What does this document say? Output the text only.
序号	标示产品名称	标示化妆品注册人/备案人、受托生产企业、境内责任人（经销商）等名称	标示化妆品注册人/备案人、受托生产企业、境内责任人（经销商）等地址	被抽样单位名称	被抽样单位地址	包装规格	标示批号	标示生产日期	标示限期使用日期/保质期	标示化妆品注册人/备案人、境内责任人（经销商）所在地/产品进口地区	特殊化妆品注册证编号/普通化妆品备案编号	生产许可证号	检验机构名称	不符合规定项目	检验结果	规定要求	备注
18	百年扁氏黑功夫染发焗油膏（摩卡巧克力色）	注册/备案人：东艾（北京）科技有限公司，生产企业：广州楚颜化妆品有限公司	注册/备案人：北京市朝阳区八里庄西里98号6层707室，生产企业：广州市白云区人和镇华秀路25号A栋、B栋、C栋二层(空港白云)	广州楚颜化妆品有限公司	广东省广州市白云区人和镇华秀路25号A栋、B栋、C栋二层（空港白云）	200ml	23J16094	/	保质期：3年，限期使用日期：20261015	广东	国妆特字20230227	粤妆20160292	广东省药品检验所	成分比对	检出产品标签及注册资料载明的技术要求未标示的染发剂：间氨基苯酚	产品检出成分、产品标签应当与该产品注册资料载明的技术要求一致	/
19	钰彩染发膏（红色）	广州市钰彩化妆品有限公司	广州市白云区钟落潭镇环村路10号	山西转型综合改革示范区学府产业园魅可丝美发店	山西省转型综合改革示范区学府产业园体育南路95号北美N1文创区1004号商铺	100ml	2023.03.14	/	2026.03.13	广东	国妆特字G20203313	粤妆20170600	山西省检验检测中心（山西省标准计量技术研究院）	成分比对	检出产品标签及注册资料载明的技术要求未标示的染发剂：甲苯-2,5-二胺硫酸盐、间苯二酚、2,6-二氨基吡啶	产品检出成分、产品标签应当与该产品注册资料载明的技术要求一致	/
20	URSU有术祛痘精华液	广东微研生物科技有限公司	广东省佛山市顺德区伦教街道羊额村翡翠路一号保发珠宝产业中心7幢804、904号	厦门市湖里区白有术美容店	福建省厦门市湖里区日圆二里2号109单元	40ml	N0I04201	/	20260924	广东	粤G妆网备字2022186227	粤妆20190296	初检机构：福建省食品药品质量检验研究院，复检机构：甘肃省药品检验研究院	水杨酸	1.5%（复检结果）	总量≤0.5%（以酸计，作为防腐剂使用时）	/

---------------

- [Problem] Extract each line from the listing above, please, and repeat it exactly.

- [The output]
What does this document say? Output the text only.
序号	标示产品名称	标示化妆品注册人/备案人、受托生产企业、境内责任人（经销商）等名称	标示化妆品注册人/备案人、受托生产企业、境内责任人（经销商）等地址	被抽样单位名称	被抽样单位地址	包装规格	标示批号	标示生产日期	标示限期使用日期/保质期	标示化妆品注册人/备案人、境内责任人（经销商）所在地/产品进口地区	特殊化妆品注册证编号/普通化妆品备案编号	生产许可证号	检验机构名称	不符合规定项目	检验结果	规定要求	备注
18	百年扁氏黑功夫染发焗油膏（摩卡巧克力色）	注册/备案人：东艾（北京）科技有限公司，生产企业：广州楚颜化妆品有限公司	注册/备案人：北京市朝阳区八里庄西里98号6层707室，生产企业：广州市白云区人和镇华秀路25号A栋、B栋、C栋二层(空港白云)	广州楚颜化妆品有限公司	广东省广州市白云区人和镇华秀路25号A栋、B栋、C栋二层（空港白云）	200ml	23J16094	/	保质期：3年，限期使用日期：20261015	广东	国妆特字20230227	粤妆20160292	广东省药品检验所	成分比对	检出产品标签及注册资料载明的技术要求未标示的染发剂：间氨基苯酚	产品检出成分、产品标签应当与该产品注册资料载明的技术要求一致	/
19	钰彩染发膏（红色）	广州市钰彩化妆品有限公司	广州市白云区钟落潭镇环村路10号	山西转型综合改革示范区学府产业园魅可丝美发店	山西省转型综合改革示范区学府产业园体育南路95号北美N1文创区1004号商铺	100ml	2023.03.14	/	2026.03.13	广东	国妆特字G20203313	粤妆20170600	山西省检验检测中心（山西省标准计量技术研究院）	成分比对	检出产品标签及注册资料载明的技术要求未标示的染发剂：甲苯-2,5-二胺硫酸盐、间苯二酚、2,6-二氨基吡啶	产品检出成分、产品标签应当与该产品注册资料载明的技术要求一致	/
20	URSU有术祛痘精华液	广东微研生物科技有限公司	广东省佛山市顺德区伦教街道羊额村翡翠路一号保发珠宝产业中心7幢804、904号	厦门市湖里区白有术美容店	福建省厦门市湖里区日圆二里2号109单元	40ml	N0I04201	/	20260924	广东	粤G妆网备字2022186227	粤妆20190296	初检机构：福建省食品药品质量检验研究院，复检机构：甘肃省药品检验研究院	水杨酸	1.5%（复检结果）	总量≤0.5%（以酸计，作为防腐剂使用时）	/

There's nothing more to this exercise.